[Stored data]
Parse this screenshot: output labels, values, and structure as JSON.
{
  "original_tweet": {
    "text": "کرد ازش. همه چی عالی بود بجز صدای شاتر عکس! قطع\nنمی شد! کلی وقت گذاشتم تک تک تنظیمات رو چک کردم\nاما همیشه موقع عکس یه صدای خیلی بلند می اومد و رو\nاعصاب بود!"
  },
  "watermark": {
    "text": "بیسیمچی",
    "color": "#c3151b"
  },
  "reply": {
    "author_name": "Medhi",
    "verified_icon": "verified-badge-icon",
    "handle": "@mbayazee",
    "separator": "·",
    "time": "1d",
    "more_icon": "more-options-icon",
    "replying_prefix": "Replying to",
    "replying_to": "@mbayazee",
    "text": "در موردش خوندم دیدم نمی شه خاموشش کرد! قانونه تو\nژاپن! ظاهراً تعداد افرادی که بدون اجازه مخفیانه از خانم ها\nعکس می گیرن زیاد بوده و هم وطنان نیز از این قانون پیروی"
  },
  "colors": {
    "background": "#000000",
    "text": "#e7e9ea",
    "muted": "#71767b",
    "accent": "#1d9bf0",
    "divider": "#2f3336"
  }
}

◆ AIM ◆
Show the data once more, exactly as it was written.

◆ THE RESULT ◆
Parse this screenshot: output labels, values, and structure as JSON.
{
  "original_tweet": {
    "text": "کرد ازش. همه چی عالی بود بجز صدای شاتر عکس! قطع\nنمی شد! کلی وقت گذاشتم تک تک تنظیمات رو چک کردم\nاما همیشه موقع عکس یه صدای خیلی بلند می اومد و رو\nاعصاب بود!"
  },
  "watermark": {
    "text": "بیسیمچی",
    "color": "#c3151b"
  },
  "reply": {
    "author_name": "Medhi",
    "verified_icon": "verified-badge-icon",
    "handle": "@mbayazee",
    "separator": "·",
    "time": "1d",
    "more_icon": "more-options-icon",
    "replying_prefix": "Replying to",
    "replying_to": "@mbayazee",
    "text": "در موردش خوندم دیدم نمی شه خاموشش کرد! قانونه تو\nژاپن! ظاهراً تعداد افرادی که بدون اجازه مخفیانه از خانم ها\nعکس می گیرن زیاد بوده و هم وطنان نیز از این قانون پیروی"
  },
  "colors": {
    "background": "#000000",
    "text": "#e7e9ea",
    "muted": "#71767b",
    "accent": "#1d9bf0",
    "divider": "#2f3336"
  }
}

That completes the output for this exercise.